[Records]
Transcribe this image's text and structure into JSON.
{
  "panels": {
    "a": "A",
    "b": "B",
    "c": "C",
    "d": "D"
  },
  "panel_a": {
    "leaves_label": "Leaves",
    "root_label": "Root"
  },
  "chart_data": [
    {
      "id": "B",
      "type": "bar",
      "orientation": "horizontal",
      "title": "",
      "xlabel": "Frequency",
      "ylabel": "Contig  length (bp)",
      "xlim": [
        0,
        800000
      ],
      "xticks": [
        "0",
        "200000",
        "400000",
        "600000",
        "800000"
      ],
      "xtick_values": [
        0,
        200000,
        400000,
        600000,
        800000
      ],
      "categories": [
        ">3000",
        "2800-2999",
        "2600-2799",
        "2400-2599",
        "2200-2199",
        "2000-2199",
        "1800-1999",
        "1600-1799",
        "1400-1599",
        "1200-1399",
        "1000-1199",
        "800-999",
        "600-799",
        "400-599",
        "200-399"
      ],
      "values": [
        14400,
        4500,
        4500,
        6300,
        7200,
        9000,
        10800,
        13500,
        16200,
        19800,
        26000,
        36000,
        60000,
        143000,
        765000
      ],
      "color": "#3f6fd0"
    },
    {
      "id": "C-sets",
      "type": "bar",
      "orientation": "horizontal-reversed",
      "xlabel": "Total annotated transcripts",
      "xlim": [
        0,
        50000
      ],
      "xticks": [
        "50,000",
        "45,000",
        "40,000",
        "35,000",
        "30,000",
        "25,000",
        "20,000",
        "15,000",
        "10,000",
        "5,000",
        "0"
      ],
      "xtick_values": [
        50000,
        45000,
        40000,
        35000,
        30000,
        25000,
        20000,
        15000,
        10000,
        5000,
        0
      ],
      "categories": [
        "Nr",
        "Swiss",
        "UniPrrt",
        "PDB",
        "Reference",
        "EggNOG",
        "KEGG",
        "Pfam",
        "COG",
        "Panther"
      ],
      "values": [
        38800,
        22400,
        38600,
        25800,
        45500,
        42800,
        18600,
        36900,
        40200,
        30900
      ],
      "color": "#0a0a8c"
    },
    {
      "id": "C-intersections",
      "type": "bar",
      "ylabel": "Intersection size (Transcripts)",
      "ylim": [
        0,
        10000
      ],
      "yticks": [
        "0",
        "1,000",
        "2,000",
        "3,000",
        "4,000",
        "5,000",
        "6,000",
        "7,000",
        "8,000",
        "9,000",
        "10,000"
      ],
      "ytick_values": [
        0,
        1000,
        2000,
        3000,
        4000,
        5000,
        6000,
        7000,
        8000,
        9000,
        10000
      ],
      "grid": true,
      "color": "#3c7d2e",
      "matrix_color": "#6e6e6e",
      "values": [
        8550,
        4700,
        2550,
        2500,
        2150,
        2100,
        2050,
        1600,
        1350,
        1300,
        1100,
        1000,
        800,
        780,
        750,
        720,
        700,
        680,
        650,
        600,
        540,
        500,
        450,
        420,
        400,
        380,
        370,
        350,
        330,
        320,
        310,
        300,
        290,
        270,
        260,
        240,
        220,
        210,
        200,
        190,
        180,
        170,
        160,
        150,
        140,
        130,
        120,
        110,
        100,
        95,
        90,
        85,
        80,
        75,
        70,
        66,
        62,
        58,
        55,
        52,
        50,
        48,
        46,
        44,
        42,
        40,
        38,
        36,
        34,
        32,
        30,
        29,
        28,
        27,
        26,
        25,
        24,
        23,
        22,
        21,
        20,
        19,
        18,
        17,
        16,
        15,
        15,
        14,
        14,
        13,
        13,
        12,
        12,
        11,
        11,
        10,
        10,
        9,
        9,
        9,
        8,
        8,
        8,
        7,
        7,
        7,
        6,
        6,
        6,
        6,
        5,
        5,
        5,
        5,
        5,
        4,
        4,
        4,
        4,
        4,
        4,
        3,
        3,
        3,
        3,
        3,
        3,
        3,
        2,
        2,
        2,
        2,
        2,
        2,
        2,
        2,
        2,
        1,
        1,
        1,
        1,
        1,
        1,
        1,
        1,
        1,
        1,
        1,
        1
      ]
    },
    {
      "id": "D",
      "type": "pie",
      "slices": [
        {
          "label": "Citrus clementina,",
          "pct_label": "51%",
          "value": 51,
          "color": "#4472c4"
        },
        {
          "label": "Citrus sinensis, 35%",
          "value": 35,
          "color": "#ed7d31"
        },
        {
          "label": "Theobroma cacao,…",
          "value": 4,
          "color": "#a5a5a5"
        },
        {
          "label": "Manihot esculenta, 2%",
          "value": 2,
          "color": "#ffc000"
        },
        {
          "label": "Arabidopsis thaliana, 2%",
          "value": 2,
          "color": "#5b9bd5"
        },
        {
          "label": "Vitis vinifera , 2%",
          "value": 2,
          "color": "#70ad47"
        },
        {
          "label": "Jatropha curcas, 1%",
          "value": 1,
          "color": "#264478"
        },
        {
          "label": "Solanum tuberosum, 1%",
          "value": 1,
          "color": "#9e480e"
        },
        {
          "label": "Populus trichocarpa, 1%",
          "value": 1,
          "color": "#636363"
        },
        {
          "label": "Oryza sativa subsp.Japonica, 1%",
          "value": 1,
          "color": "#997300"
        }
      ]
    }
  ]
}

Short exercise: Your task is to print the whole listing again exactly.

Solution for this problem:
Transcribe this image's text and structure into JSON.
{
  "panels": {
    "a": "A",
    "b": "B",
    "c": "C",
    "d": "D"
  },
  "panel_a": {
    "leaves_label": "Leaves",
    "root_label": "Root"
  },
  "chart_data": [
    {
      "id": "B",
      "type": "bar",
      "orientation": "horizontal",
      "title": "",
      "xlabel": "Frequency",
      "ylabel": "Contig  length (bp)",
      "xlim": [
        0,
        800000
      ],
      "xticks": [
        "0",
        "200000",
        "400000",
        "600000",
        "800000"
      ],
      "xtick_values": [
        0,
        200000,
        400000,
        600000,
        800000
      ],
      "categories": [
        ">3000",
        "2800-2999",
        "2600-2799",
        "2400-2599",
        "2200-2199",
        "2000-2199",
        "1800-1999",
        "1600-1799",
        "1400-1599",
        "1200-1399",
        "1000-1199",
        "800-999",
        "600-799",
        "400-599",
        "200-399"
      ],
      "values": [
        14400,
        4500,
        4500,
        6300,
        7200,
        9000,
        10800,
        13500,
        16200,
        19800,
        26000,
        36000,
        60000,
        143000,
        765000
      ],
      "color": "#3f6fd0"
    },
    {
      "id": "C-sets",
      "type": "bar",
      "orientation": "horizontal-reversed",
      "xlabel": "Total annotated transcripts",
      "xlim": [
        0,
        50000
      ],
      "xticks": [
        "50,000",
        "45,000",
        "40,000",
        "35,000",
        "30,000",
        "25,000",
        "20,000",
        "15,000",
        "10,000",
        "5,000",
        "0"
      ],
      "xtick_values": [
        50000,
        45000,
        40000,
        35000,
        30000,
        25000,
        20000,
        15000,
        10000,
        5000,
        0
      ],
      "categories": [
        "Nr",
        "Swiss",
        "UniPrrt",
        "PDB",
        "Reference",
        "EggNOG",
        "KEGG",
        "Pfam",
        "COG",
        "Panther"
      ],
      "values": [
        38800,
        22400,
        38600,
        25800,
        45500,
        42800,
        18600,
        36900,
        40200,
        30900
      ],
      "color": "#0a0a8c"
    },
    {
      "id": "C-intersections",
      "type": "bar",
      "ylabel": "Intersection size (Transcripts)",
      "ylim": [
        0,
        10000
      ],
      "yticks": [
        "0",
        "1,000",
        "2,000",
        "3,000",
        "4,000",
        "5,000",
        "6,000",
        "7,000",
        "8,000",
        "9,000",
        "10,000"
      ],
      "ytick_values": [
        0,
        1000,
        2000,
        3000,
        4000,
        5000,
        6000,
        7000,
        8000,
        9000,
        10000
      ],
      "grid": true,
      "color": "#3c7d2e",
      "matrix_color": "#6e6e6e",
      "values": [
        8550,
        4700,
        2550,
        2500,
        2150,
        2100,
        2050,
        1600,
        1350,
        1300,
        1100,
        1000,
        800,
        780,
        750,
        720,
        700,
        680,
        650,
        600,
        540,
        500,
        450,
        420,
        400,
        380,
        370,
        350,
        330,
        320,
        310,
        300,
        290,
        270,
        260,
        240,
        220,
        210,
        200,
        190,
        180,
        170,
        160,
        150,
        140,
        130,
        120,
        110,
        100,
        95,
        90,
        85,
        80,
        75,
        70,
        66,
        62,
        58,
        55,
        52,
        50,
        48,
        46,
        44,
        42,
        40,
        38,
        36,
        34,
        32,
        30,
        29,
        28,
        27,
        26,
        25,
        24,
        23,
        22,
        21,
        20,
        19,
        18,
        17,
        16,
        15,
        15,
        14,
        14,
        13,
        13,
        12,
        12,
        11,
        11,
        10,
        10,
        9,
        9,
        9,
        8,
        8,
        8,
        7,
        7,
        7,
        6,
        6,
        6,
        6,
        5,
        5,
        5,
        5,
        5,
        4,
        4,
        4,
        4,
        4,
        4,
        3,
        3,
        3,
        3,
        3,
        3,
        3,
        2,
        2,
        2,
        2,
        2,
        2,
        2,
        2,
        2,
        1,
        1,
        1,
        1,
        1,
        1,
        1,
        1,
        1,
        1,
        1,
        1
      ]
    },
    {
      "id": "D",
      "type": "pie",
      "slices": [
        {
          "label": "Citrus clementina,",
          "pct_label": "51%",
          "value": 51,
          "color": "#4472c4"
        },
        {
          "label": "Citrus sinensis, 35%",
          "value": 35,
          "color": "#ed7d31"
        },
        {
          "label": "Theobroma cacao,…",
          "value": 4,
          "color": "#a5a5a5"
        },
        {
          "label": "Manihot esculenta, 2%",
          "value": 2,
          "color": "#ffc000"
        },
        {
          "label": "Arabidopsis thaliana, 2%",
          "value": 2,
          "color": "#5b9bd5"
        },
        {
          "label": "Vitis vinifera , 2%",
          "value": 2,
          "color": "#70ad47"
        },
        {
          "label": "Jatropha curcas, 1%",
          "value": 1,
          "color": "#264478"
        },
        {
          "label": "Solanum tuberosum, 1%",
          "value": 1,
          "color": "#9e480e"
        },
        {
          "label": "Populus trichocarpa, 1%",
          "value": 1,
          "color": "#636363"
        },
        {
          "label": "Oryza sativa subsp.Japonica, 1%",
          "value": 1,
          "color": "#997300"
        }
      ]
    }
  ]
}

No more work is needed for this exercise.